* Written problem
Pull out every line below holding the word "High".

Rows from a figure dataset
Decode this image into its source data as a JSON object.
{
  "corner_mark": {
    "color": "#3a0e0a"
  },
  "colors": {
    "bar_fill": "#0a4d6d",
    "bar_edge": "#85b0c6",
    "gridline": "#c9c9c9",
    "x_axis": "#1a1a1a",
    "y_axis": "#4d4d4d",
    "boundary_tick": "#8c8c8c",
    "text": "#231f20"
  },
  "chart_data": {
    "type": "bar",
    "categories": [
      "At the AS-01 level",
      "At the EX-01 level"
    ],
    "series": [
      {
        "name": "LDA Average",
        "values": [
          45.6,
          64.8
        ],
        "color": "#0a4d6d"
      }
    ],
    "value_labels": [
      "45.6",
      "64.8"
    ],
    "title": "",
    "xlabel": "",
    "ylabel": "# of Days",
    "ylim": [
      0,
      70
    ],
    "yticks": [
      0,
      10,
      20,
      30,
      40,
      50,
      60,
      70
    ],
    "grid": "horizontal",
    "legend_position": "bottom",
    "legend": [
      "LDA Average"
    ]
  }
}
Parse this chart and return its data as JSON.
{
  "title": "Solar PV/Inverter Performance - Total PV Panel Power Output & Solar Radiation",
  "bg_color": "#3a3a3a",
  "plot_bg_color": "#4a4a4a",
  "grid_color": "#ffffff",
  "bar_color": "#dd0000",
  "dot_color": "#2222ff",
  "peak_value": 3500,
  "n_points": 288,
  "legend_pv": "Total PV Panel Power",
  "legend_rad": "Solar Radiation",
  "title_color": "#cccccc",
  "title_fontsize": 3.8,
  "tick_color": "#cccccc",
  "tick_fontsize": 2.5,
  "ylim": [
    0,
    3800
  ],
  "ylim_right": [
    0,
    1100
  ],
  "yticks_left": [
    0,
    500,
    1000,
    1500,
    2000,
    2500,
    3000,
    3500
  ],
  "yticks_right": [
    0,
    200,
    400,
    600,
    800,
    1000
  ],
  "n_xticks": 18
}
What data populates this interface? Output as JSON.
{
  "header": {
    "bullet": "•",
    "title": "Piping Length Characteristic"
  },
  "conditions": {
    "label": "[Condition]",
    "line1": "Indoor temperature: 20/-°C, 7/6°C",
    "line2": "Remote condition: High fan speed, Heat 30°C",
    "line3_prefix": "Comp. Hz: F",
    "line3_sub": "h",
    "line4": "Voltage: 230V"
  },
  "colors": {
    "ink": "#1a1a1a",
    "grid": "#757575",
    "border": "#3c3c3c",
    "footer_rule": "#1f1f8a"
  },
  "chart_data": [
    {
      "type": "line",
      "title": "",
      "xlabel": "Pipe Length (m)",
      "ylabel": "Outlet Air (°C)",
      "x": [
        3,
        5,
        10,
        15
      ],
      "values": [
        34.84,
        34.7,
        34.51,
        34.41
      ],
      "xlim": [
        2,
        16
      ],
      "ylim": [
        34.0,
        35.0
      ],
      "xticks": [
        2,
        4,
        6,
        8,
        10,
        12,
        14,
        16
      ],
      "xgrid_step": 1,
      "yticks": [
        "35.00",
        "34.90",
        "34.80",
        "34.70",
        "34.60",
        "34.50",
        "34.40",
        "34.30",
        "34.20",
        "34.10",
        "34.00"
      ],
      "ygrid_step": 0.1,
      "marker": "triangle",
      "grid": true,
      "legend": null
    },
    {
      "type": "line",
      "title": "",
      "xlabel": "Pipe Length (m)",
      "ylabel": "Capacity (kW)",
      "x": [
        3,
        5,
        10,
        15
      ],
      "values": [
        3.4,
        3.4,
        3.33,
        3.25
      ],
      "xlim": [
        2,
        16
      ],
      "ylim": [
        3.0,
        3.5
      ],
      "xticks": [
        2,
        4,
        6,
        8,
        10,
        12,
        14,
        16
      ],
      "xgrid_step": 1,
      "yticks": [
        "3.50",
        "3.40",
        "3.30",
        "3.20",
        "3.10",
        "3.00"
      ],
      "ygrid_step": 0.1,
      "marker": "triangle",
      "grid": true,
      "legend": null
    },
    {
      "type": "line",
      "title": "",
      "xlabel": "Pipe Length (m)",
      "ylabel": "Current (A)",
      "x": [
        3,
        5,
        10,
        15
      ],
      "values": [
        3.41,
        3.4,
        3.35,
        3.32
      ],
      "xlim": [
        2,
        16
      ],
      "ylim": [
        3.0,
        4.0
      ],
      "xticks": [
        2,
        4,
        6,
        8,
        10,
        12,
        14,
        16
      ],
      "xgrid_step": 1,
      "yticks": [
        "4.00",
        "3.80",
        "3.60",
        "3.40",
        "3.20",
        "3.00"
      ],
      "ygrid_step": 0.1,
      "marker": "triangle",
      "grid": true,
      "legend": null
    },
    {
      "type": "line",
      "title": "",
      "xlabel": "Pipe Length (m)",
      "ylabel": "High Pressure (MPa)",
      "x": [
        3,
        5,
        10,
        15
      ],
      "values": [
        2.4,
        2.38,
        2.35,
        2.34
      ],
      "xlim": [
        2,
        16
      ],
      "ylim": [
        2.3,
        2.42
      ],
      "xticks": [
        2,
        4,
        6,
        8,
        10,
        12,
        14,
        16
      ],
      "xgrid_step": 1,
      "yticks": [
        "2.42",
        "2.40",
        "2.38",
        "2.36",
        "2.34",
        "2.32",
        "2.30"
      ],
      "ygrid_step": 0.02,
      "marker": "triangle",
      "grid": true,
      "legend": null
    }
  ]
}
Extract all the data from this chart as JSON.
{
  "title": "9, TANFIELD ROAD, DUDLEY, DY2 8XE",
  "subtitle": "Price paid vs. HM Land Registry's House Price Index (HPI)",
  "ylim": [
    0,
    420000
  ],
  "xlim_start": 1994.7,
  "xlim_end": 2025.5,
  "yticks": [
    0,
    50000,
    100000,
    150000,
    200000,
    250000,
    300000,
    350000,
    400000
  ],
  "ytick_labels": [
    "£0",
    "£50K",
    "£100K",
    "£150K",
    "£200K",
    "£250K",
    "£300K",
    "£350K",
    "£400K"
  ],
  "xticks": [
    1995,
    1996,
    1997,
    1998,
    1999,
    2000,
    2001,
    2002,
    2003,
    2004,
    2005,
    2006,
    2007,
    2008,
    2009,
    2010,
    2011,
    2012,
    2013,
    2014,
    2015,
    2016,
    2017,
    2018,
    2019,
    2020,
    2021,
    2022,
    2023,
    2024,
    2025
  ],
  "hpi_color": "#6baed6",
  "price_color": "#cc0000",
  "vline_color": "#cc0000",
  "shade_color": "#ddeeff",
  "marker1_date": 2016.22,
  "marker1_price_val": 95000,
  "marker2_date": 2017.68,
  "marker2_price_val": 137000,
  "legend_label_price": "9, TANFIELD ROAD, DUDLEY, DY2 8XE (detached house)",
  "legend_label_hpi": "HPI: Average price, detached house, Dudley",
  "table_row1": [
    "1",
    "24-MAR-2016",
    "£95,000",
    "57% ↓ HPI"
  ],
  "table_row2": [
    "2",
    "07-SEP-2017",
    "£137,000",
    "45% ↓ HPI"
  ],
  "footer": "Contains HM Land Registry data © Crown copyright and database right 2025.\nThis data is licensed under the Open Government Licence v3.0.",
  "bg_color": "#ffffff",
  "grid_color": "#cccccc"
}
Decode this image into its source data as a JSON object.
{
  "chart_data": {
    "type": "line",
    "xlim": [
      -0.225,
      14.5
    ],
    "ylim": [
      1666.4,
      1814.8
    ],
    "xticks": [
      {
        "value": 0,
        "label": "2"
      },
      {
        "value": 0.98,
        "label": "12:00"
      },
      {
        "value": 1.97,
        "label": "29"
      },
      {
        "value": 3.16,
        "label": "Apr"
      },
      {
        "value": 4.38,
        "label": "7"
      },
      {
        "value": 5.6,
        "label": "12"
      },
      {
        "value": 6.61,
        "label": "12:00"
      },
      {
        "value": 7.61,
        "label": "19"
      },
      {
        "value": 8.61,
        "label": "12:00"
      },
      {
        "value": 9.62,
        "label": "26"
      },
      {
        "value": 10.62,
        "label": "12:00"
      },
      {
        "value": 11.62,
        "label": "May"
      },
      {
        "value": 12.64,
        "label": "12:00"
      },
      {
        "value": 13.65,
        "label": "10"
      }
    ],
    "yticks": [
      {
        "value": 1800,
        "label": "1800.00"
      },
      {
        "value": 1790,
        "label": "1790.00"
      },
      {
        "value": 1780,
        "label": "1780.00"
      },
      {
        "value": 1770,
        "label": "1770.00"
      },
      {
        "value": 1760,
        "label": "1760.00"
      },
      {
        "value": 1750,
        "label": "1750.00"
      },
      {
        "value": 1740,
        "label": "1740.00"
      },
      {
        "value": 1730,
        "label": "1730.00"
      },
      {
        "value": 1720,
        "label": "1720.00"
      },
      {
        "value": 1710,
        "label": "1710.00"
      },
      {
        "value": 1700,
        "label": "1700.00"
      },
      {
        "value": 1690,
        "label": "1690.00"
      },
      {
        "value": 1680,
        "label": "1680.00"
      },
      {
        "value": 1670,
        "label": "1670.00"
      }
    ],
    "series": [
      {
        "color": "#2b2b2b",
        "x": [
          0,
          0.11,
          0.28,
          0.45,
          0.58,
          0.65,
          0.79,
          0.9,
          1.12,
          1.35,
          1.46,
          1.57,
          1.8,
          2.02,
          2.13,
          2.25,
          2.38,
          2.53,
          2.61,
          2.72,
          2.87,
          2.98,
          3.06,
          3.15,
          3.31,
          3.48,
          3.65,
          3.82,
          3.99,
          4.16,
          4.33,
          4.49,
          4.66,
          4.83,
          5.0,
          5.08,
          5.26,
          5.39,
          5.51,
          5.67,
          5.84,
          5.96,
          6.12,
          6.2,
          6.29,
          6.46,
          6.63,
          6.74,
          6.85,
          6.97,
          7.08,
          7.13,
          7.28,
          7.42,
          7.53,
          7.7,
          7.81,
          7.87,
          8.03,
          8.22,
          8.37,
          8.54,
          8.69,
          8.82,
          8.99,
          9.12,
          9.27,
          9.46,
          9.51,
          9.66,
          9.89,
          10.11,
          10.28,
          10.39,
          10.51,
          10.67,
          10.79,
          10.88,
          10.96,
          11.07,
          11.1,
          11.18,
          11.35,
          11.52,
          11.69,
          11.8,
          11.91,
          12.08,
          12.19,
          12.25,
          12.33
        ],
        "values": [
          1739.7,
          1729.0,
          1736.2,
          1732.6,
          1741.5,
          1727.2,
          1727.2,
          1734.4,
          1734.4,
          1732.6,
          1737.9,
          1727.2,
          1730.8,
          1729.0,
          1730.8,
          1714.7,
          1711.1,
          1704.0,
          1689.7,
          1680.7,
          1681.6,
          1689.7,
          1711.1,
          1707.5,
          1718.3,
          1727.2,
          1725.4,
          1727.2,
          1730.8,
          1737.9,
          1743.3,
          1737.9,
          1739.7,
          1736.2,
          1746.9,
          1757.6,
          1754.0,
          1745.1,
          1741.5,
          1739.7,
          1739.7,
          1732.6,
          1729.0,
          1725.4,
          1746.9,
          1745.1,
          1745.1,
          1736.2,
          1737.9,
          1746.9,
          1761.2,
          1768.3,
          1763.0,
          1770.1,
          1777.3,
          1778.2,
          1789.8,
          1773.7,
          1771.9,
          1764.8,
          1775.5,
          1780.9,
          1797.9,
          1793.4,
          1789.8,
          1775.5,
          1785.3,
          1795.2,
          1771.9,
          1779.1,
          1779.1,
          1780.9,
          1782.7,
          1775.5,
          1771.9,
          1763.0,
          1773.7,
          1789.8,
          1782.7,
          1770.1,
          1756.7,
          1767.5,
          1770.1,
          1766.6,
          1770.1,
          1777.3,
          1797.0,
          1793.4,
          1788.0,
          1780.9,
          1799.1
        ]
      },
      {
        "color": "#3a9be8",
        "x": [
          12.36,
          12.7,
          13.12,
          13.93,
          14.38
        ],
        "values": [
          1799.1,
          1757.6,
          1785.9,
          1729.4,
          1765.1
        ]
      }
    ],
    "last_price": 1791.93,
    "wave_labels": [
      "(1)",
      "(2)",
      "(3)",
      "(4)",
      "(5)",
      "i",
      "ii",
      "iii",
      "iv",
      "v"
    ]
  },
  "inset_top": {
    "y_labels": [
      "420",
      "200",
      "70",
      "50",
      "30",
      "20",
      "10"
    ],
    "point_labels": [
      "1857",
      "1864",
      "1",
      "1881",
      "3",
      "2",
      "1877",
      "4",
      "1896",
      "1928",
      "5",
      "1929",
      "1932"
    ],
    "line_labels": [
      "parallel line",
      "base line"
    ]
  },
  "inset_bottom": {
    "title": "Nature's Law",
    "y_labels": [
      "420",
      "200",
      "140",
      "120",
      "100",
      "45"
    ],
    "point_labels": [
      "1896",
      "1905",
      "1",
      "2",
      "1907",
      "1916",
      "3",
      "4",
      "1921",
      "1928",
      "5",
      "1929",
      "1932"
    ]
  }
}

* Complete response
    "line2": "Remote condition: High fan speed, Heat 30°C",
      "ylabel": "High Pressure (MPa)",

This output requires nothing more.